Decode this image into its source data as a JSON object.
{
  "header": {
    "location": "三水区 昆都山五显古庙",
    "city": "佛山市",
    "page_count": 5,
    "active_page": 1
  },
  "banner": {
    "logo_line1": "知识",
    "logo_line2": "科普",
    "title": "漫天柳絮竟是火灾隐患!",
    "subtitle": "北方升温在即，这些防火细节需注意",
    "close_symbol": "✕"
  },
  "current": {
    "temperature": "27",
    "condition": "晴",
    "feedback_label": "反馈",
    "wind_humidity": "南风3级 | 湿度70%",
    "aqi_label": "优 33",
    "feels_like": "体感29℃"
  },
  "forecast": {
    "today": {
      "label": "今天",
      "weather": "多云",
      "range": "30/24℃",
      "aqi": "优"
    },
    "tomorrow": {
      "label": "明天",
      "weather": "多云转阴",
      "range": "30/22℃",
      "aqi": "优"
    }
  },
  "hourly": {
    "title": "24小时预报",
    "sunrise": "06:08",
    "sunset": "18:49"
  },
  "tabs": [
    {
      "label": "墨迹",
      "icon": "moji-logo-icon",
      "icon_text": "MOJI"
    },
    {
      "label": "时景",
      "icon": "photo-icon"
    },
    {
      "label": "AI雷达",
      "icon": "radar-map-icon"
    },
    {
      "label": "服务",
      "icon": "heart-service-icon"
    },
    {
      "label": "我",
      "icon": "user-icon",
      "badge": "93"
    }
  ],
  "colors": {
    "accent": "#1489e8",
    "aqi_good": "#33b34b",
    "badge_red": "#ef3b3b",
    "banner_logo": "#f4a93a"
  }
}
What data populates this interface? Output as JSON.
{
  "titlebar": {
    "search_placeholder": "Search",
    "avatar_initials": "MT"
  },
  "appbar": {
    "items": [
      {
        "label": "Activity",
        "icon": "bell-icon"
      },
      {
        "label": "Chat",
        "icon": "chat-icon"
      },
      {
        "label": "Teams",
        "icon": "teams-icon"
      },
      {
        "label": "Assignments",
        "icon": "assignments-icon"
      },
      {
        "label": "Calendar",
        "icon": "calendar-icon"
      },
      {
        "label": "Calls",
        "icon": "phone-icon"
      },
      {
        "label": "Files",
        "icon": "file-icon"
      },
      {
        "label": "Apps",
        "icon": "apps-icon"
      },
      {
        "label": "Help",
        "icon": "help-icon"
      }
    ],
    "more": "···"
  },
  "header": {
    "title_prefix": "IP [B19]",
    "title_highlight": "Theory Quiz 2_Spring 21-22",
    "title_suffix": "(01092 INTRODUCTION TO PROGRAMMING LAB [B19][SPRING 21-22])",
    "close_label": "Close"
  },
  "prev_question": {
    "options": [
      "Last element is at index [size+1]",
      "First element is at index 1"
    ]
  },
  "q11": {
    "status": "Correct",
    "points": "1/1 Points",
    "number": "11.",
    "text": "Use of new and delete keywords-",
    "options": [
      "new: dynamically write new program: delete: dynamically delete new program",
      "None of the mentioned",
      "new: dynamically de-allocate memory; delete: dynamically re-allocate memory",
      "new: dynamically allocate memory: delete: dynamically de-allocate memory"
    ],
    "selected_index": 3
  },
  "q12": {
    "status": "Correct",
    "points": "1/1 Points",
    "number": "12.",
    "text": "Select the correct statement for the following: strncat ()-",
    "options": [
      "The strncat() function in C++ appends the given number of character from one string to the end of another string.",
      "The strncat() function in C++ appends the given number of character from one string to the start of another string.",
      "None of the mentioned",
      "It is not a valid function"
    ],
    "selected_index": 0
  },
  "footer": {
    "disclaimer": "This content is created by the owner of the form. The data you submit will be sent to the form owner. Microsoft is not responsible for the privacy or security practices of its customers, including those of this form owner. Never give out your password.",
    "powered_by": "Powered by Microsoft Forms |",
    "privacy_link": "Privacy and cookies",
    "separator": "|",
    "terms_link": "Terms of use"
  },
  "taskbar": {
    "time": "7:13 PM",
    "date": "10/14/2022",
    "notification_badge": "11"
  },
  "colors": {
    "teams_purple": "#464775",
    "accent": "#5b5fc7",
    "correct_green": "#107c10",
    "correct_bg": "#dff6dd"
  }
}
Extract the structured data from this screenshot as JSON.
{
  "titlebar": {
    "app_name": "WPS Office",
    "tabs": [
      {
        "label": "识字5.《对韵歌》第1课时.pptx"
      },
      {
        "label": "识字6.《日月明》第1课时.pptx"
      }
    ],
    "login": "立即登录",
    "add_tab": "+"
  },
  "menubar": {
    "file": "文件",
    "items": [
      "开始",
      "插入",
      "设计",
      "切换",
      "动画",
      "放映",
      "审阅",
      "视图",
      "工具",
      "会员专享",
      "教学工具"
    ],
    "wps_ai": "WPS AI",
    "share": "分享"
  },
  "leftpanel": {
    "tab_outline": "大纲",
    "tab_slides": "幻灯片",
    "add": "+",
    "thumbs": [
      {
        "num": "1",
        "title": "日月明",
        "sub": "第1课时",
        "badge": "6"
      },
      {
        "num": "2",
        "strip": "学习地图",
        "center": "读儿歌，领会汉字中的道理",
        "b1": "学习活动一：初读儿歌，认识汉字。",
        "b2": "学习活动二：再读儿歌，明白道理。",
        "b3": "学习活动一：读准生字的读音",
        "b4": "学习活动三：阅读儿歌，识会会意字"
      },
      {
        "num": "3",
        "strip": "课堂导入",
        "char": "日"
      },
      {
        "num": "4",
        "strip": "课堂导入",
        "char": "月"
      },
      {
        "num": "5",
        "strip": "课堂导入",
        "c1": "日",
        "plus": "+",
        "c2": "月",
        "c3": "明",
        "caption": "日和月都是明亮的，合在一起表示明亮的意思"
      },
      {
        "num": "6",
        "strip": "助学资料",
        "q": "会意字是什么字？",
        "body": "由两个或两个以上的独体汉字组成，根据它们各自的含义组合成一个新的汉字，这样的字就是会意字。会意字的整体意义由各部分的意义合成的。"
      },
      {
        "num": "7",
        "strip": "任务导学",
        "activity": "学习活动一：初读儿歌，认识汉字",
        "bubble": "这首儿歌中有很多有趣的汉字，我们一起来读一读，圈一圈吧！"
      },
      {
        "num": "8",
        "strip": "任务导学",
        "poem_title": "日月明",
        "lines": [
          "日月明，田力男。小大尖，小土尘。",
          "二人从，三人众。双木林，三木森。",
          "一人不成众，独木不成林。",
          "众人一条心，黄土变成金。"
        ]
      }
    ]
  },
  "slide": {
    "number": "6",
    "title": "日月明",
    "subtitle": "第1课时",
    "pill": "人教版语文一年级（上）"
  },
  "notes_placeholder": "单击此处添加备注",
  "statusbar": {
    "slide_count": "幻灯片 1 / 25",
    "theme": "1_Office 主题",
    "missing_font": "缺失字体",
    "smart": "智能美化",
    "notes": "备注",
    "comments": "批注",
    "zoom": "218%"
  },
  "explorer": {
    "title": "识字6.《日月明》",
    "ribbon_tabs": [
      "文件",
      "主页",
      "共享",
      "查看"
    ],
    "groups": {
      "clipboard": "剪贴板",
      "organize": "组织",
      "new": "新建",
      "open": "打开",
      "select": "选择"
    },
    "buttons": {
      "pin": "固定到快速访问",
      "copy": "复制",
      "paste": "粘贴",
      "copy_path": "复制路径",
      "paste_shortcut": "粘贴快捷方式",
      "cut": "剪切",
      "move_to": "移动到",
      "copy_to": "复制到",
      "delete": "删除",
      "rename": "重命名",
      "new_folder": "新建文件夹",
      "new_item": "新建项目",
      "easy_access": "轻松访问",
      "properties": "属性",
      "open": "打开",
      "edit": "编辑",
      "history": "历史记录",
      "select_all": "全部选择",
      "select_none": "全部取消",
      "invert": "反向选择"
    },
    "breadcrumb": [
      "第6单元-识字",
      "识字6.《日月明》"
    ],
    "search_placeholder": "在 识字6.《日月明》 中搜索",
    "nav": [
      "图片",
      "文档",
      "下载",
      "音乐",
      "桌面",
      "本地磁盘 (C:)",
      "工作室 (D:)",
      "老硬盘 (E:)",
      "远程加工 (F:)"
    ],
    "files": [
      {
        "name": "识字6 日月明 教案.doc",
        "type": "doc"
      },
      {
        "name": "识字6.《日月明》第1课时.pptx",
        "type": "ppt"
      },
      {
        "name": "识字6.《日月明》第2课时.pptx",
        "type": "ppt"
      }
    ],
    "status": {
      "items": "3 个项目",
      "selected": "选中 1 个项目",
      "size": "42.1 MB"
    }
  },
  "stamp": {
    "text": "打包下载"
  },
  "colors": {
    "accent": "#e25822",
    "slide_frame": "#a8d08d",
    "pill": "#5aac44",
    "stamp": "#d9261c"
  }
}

────────────────────

• [STATED PROBLEM]
Read through the data and copy every line where "number" shows up.

• [EXERCISE SOLUTION]
    "number": "11.",
    "number": "12.",
      "The strncat() function in C++ appends the given number of character from one string to the end of another string.",
      "The strncat() function in C++ appends the given number of character from one string to the start of another string.",
    "number": "6",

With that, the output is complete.